Stored records
____________________

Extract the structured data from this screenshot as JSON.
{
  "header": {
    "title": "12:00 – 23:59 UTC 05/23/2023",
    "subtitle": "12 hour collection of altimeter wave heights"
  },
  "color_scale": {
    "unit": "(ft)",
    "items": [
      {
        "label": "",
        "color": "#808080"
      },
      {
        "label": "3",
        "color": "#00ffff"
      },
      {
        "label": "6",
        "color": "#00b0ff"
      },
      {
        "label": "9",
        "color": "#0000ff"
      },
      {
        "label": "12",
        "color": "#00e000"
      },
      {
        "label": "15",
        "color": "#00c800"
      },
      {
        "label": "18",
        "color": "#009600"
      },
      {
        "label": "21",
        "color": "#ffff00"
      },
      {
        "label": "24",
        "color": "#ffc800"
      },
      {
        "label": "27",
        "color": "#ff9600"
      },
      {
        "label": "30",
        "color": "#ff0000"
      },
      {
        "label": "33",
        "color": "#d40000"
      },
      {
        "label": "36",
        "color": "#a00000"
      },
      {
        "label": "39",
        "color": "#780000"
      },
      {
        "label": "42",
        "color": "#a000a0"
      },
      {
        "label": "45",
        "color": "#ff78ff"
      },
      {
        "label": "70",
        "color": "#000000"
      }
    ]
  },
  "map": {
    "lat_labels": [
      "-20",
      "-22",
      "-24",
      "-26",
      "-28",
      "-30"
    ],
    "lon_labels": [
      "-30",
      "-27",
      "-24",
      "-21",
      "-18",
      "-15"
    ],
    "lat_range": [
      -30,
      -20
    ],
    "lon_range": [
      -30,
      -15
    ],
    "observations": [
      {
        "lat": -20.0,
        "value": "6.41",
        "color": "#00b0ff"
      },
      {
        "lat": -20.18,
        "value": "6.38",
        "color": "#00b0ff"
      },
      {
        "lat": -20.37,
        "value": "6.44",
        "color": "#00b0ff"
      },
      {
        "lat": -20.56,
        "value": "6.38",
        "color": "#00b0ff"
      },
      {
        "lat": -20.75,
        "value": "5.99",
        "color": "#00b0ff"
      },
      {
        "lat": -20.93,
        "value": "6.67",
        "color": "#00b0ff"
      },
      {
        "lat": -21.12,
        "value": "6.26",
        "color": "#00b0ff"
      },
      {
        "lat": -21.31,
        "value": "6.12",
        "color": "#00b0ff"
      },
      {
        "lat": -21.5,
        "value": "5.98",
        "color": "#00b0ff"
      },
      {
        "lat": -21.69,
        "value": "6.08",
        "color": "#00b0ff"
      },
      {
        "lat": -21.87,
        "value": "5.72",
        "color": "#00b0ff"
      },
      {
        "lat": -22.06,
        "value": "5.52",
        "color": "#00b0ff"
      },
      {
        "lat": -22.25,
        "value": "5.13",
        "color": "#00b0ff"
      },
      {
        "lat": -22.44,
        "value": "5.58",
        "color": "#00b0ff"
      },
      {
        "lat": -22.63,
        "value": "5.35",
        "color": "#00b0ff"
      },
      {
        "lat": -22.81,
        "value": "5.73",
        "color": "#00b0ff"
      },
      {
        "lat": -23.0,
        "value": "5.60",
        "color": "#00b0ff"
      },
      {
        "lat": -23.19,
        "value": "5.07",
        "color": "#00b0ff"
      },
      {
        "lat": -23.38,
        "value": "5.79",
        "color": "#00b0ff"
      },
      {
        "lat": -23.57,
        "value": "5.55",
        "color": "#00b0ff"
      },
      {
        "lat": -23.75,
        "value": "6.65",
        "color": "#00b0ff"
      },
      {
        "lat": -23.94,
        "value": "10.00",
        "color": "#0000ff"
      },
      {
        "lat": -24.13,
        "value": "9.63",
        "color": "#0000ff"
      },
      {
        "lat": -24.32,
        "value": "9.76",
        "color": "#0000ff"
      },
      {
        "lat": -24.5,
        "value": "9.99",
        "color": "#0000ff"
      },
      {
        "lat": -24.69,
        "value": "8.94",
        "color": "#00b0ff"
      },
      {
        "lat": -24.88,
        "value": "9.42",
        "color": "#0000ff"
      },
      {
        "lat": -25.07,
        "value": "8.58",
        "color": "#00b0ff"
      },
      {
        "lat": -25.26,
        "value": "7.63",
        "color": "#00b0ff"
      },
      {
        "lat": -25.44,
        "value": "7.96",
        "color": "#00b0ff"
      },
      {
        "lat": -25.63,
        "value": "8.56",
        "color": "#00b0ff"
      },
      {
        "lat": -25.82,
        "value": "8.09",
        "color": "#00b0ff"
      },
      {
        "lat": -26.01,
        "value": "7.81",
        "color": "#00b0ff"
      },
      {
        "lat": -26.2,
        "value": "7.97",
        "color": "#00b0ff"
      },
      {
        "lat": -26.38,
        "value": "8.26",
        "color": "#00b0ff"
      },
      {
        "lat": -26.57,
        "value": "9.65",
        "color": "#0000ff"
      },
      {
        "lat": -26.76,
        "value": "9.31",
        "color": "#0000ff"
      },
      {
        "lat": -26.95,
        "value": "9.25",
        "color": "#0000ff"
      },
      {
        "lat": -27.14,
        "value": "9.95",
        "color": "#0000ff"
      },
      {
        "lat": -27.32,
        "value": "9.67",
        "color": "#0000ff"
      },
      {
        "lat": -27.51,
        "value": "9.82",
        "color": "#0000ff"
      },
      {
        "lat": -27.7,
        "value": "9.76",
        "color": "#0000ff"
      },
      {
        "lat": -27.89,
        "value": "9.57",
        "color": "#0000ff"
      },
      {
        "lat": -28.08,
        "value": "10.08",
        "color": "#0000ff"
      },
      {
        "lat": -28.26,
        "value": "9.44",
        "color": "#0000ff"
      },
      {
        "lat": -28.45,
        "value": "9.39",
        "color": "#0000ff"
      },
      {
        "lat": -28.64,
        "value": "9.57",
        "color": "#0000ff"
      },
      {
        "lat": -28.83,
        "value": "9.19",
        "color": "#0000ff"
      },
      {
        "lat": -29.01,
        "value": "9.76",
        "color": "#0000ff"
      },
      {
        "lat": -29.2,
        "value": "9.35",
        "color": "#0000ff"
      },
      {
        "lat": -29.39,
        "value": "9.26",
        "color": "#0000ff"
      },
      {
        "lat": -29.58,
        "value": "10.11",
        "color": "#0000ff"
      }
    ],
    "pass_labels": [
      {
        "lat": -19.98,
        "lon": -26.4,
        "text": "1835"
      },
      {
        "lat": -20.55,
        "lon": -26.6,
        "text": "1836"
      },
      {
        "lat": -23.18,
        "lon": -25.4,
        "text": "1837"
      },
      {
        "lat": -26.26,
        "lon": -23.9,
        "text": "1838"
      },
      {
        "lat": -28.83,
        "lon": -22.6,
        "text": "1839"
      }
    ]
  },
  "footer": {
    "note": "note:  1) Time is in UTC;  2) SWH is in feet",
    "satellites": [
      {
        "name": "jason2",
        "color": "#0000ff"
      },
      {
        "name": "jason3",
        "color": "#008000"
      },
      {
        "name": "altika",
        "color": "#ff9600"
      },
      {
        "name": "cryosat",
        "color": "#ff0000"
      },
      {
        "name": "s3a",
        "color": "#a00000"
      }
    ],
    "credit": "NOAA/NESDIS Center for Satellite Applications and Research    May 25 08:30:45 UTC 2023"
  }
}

____________________

▶ [Aim of the task] Repeat every record exactly as written, please.

▶ [Full solution]
Extract the structured data from this screenshot as JSON.
{
  "header": {
    "title": "12:00 – 23:59 UTC 05/23/2023",
    "subtitle": "12 hour collection of altimeter wave heights"
  },
  "color_scale": {
    "unit": "(ft)",
    "items": [
      {
        "label": "",
        "color": "#808080"
      },
      {
        "label": "3",
        "color": "#00ffff"
      },
      {
        "label": "6",
        "color": "#00b0ff"
      },
      {
        "label": "9",
        "color": "#0000ff"
      },
      {
        "label": "12",
        "color": "#00e000"
      },
      {
        "label": "15",
        "color": "#00c800"
      },
      {
        "label": "18",
        "color": "#009600"
      },
      {
        "label": "21",
        "color": "#ffff00"
      },
      {
        "label": "24",
        "color": "#ffc800"
      },
      {
        "label": "27",
        "color": "#ff9600"
      },
      {
        "label": "30",
        "color": "#ff0000"
      },
      {
        "label": "33",
        "color": "#d40000"
      },
      {
        "label": "36",
        "color": "#a00000"
      },
      {
        "label": "39",
        "color": "#780000"
      },
      {
        "label": "42",
        "color": "#a000a0"
      },
      {
        "label": "45",
        "color": "#ff78ff"
      },
      {
        "label": "70",
        "color": "#000000"
      }
    ]
  },
  "map": {
    "lat_labels": [
      "-20",
      "-22",
      "-24",
      "-26",
      "-28",
      "-30"
    ],
    "lon_labels": [
      "-30",
      "-27",
      "-24",
      "-21",
      "-18",
      "-15"
    ],
    "lat_range": [
      -30,
      -20
    ],
    "lon_range": [
      -30,
      -15
    ],
    "observations": [
      {
        "lat": -20.0,
        "value": "6.41",
        "color": "#00b0ff"
      },
      {
        "lat": -20.18,
        "value": "6.38",
        "color": "#00b0ff"
      },
      {
        "lat": -20.37,
        "value": "6.44",
        "color": "#00b0ff"
      },
      {
        "lat": -20.56,
        "value": "6.38",
        "color": "#00b0ff"
      },
      {
        "lat": -20.75,
        "value": "5.99",
        "color": "#00b0ff"
      },
      {
        "lat": -20.93,
        "value": "6.67",
        "color": "#00b0ff"
      },
      {
        "lat": -21.12,
        "value": "6.26",
        "color": "#00b0ff"
      },
      {
        "lat": -21.31,
        "value": "6.12",
        "color": "#00b0ff"
      },
      {
        "lat": -21.5,
        "value": "5.98",
        "color": "#00b0ff"
      },
      {
        "lat": -21.69,
        "value": "6.08",
        "color": "#00b0ff"
      },
      {
        "lat": -21.87,
        "value": "5.72",
        "color": "#00b0ff"
      },
      {
        "lat": -22.06,
        "value": "5.52",
        "color": "#00b0ff"
      },
      {
        "lat": -22.25,
        "value": "5.13",
        "color": "#00b0ff"
      },
      {
        "lat": -22.44,
        "value": "5.58",
        "color": "#00b0ff"
      },
      {
        "lat": -22.63,
        "value": "5.35",
        "color": "#00b0ff"
      },
      {
        "lat": -22.81,
        "value": "5.73",
        "color": "#00b0ff"
      },
      {
        "lat": -23.0,
        "value": "5.60",
        "color": "#00b0ff"
      },
      {
        "lat": -23.19,
        "value": "5.07",
        "color": "#00b0ff"
      },
      {
        "lat": -23.38,
        "value": "5.79",
        "color": "#00b0ff"
      },
      {
        "lat": -23.57,
        "value": "5.55",
        "color": "#00b0ff"
      },
      {
        "lat": -23.75,
        "value": "6.65",
        "color": "#00b0ff"
      },
      {
        "lat": -23.94,
        "value": "10.00",
        "color": "#0000ff"
      },
      {
        "lat": -24.13,
        "value": "9.63",
        "color": "#0000ff"
      },
      {
        "lat": -24.32,
        "value": "9.76",
        "color": "#0000ff"
      },
      {
        "lat": -24.5,
        "value": "9.99",
        "color": "#0000ff"
      },
      {
        "lat": -24.69,
        "value": "8.94",
        "color": "#00b0ff"
      },
      {
        "lat": -24.88,
        "value": "9.42",
        "color": "#0000ff"
      },
      {
        "lat": -25.07,
        "value": "8.58",
        "color": "#00b0ff"
      },
      {
        "lat": -25.26,
        "value": "7.63",
        "color": "#00b0ff"
      },
      {
        "lat": -25.44,
        "value": "7.96",
        "color": "#00b0ff"
      },
      {
        "lat": -25.63,
        "value": "8.56",
        "color": "#00b0ff"
      },
      {
        "lat": -25.82,
        "value": "8.09",
        "color": "#00b0ff"
      },
      {
        "lat": -26.01,
        "value": "7.81",
        "color": "#00b0ff"
      },
      {
        "lat": -26.2,
        "value": "7.97",
        "color": "#00b0ff"
      },
      {
        "lat": -26.38,
        "value": "8.26",
        "color": "#00b0ff"
      },
      {
        "lat": -26.57,
        "value": "9.65",
        "color": "#0000ff"
      },
      {
        "lat": -26.76,
        "value": "9.31",
        "color": "#0000ff"
      },
      {
        "lat": -26.95,
        "value": "9.25",
        "color": "#0000ff"
      },
      {
        "lat": -27.14,
        "value": "9.95",
        "color": "#0000ff"
      },
      {
        "lat": -27.32,
        "value": "9.67",
        "color": "#0000ff"
      },
      {
        "lat": -27.51,
        "value": "9.82",
        "color": "#0000ff"
      },
      {
        "lat": -27.7,
        "value": "9.76",
        "color": "#0000ff"
      },
      {
        "lat": -27.89,
        "value": "9.57",
        "color": "#0000ff"
      },
      {
        "lat": -28.08,
        "value": "10.08",
        "color": "#0000ff"
      },
      {
        "lat": -28.26,
        "value": "9.44",
        "color": "#0000ff"
      },
      {
        "lat": -28.45,
        "value": "9.39",
        "color": "#0000ff"
      },
      {
        "lat": -28.64,
        "value": "9.57",
        "color": "#0000ff"
      },
      {
        "lat": -28.83,
        "value": "9.19",
        "color": "#0000ff"
      },
      {
        "lat": -29.01,
        "value": "9.76",
        "color": "#0000ff"
      },
      {
        "lat": -29.2,
        "value": "9.35",
        "color": "#0000ff"
      },
      {
        "lat": -29.39,
        "value": "9.26",
        "color": "#0000ff"
      },
      {
        "lat": -29.58,
        "value": "10.11",
        "color": "#0000ff"
      }
    ],
    "pass_labels": [
      {
        "lat": -19.98,
        "lon": -26.4,
        "text": "1835"
      },
      {
        "lat": -20.55,
        "lon": -26.6,
        "text": "1836"
      },
      {
        "lat": -23.18,
        "lon": -25.4,
        "text": "1837"
      },
      {
        "lat": -26.26,
        "lon": -23.9,
        "text": "1838"
      },
      {
        "lat": -28.83,
        "lon": -22.6,
        "text": "1839"
      }
    ]
  },
  "footer": {
    "note": "note:  1) Time is in UTC;  2) SWH is in feet",
    "satellites": [
      {
        "name": "jason2",
        "color": "#0000ff"
      },
      {
        "name": "jason3",
        "color": "#008000"
      },
      {
        "name": "altika",
        "color": "#ff9600"
      },
      {
        "name": "cryosat",
        "color": "#ff0000"
      },
      {
        "name": "s3a",
        "color": "#a00000"
      }
    ],
    "credit": "NOAA/NESDIS Center for Satellite Applications and Research    May 25 08:30:45 UTC 2023"
  }
}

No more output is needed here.